▶ **EXCERPTED RECORDS**:
---
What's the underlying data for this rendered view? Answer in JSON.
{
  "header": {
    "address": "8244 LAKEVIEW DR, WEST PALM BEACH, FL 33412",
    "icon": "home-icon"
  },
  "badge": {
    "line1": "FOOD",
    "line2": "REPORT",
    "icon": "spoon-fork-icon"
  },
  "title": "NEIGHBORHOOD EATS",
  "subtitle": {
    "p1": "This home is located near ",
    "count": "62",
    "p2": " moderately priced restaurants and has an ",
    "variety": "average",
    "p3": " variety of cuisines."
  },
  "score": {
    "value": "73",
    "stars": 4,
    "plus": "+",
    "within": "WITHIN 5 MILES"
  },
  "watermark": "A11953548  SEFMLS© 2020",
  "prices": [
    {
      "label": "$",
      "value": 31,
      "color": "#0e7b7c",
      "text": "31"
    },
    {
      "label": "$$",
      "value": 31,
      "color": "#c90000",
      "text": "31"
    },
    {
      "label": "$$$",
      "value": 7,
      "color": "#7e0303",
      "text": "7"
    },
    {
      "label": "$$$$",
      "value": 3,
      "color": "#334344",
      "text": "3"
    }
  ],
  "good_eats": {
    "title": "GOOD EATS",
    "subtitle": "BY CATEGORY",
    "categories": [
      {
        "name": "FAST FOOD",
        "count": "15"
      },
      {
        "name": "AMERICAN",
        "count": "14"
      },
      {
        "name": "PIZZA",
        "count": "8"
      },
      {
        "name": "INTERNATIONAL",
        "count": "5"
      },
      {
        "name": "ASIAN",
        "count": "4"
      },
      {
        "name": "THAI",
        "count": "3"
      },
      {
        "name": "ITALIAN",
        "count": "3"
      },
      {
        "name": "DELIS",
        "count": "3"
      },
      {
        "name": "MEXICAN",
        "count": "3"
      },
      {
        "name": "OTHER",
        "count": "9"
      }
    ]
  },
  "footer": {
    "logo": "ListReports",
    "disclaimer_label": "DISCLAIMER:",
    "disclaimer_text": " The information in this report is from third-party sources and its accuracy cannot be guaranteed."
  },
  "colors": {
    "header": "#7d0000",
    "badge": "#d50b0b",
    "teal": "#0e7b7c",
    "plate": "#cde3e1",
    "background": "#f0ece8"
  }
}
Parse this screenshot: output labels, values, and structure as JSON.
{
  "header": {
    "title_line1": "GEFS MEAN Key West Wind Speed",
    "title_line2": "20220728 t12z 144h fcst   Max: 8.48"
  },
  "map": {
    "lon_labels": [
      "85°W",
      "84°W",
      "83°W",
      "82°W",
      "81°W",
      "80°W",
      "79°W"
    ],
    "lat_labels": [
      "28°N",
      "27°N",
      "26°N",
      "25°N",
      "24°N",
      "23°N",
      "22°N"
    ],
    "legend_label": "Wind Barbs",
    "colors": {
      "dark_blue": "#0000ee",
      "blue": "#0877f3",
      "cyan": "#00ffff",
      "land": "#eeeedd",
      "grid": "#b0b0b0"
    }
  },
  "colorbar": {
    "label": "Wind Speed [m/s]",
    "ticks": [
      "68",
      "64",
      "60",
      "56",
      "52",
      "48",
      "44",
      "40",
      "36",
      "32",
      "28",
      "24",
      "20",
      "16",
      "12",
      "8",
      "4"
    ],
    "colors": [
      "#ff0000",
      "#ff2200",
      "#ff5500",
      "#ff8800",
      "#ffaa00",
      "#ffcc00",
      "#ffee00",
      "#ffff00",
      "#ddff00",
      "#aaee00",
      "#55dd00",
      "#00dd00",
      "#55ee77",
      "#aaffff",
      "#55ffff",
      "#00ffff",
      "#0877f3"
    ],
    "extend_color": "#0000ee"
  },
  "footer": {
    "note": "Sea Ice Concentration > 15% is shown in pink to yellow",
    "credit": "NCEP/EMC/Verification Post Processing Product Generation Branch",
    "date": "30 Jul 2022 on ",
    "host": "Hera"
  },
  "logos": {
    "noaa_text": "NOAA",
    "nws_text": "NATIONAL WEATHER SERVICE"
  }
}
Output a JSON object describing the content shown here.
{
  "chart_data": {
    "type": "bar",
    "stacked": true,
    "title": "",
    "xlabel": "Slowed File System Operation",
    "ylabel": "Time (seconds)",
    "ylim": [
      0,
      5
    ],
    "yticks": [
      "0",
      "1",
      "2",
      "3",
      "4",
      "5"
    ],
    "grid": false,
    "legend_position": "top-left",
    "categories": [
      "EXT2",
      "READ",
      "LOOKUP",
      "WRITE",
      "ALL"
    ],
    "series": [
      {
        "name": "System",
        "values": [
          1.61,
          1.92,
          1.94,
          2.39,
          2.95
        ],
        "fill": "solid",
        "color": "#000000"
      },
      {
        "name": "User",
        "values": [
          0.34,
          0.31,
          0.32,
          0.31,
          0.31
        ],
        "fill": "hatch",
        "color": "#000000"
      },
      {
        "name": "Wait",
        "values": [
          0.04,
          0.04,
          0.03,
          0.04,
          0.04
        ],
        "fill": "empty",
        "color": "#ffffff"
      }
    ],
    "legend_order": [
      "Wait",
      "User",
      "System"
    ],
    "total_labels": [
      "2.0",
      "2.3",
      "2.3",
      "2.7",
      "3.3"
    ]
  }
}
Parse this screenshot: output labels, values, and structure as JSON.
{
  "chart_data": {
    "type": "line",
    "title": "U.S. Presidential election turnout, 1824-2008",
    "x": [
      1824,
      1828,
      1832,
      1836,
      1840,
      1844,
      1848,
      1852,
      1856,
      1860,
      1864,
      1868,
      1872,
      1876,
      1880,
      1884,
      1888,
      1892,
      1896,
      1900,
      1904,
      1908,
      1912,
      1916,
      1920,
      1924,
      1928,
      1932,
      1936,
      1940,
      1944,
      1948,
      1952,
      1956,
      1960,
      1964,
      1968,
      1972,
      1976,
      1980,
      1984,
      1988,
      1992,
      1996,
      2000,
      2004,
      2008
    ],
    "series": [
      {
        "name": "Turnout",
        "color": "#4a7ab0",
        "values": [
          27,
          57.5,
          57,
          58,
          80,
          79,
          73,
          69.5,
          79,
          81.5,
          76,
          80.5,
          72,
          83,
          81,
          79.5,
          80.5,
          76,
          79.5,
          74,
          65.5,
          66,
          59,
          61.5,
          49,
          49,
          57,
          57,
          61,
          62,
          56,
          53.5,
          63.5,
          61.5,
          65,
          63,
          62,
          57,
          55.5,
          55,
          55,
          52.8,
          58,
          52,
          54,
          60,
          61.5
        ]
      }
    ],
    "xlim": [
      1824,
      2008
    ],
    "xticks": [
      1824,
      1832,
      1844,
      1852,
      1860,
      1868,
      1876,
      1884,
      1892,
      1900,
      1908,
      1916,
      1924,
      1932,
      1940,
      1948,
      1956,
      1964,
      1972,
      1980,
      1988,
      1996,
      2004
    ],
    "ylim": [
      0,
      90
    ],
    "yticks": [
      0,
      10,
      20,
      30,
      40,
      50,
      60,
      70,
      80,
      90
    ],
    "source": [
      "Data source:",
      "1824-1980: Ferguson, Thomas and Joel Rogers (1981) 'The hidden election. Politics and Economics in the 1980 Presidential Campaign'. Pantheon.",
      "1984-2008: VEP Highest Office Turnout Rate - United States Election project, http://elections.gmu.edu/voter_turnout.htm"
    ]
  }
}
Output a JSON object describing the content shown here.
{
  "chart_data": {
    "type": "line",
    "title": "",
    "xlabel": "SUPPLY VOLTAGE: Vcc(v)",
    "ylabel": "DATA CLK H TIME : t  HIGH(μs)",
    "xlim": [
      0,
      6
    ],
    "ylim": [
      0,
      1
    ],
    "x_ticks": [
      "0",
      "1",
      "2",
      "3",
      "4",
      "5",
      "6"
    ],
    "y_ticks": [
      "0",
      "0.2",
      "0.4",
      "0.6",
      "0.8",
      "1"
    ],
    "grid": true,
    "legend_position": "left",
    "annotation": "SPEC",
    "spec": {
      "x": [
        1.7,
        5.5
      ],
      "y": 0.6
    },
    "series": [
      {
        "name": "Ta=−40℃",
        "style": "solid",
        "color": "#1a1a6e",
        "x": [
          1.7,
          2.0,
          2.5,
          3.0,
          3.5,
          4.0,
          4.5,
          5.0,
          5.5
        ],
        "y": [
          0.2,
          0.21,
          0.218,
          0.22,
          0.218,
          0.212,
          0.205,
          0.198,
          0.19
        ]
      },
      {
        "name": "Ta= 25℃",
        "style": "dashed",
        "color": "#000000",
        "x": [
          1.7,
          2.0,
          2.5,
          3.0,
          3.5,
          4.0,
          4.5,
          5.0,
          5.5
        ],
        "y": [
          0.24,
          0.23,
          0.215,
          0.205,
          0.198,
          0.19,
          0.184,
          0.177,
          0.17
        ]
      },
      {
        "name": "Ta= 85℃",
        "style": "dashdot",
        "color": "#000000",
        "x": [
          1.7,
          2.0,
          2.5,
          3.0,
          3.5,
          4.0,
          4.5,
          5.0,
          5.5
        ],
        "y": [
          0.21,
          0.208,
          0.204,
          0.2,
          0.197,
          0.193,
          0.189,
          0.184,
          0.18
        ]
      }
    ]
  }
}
---
From the data, pick out every line that includes "style".

▶ **WRITTEN SOLUTION**:
        "style": "solid",
        "style": "dashed",
        "style": "dashdot",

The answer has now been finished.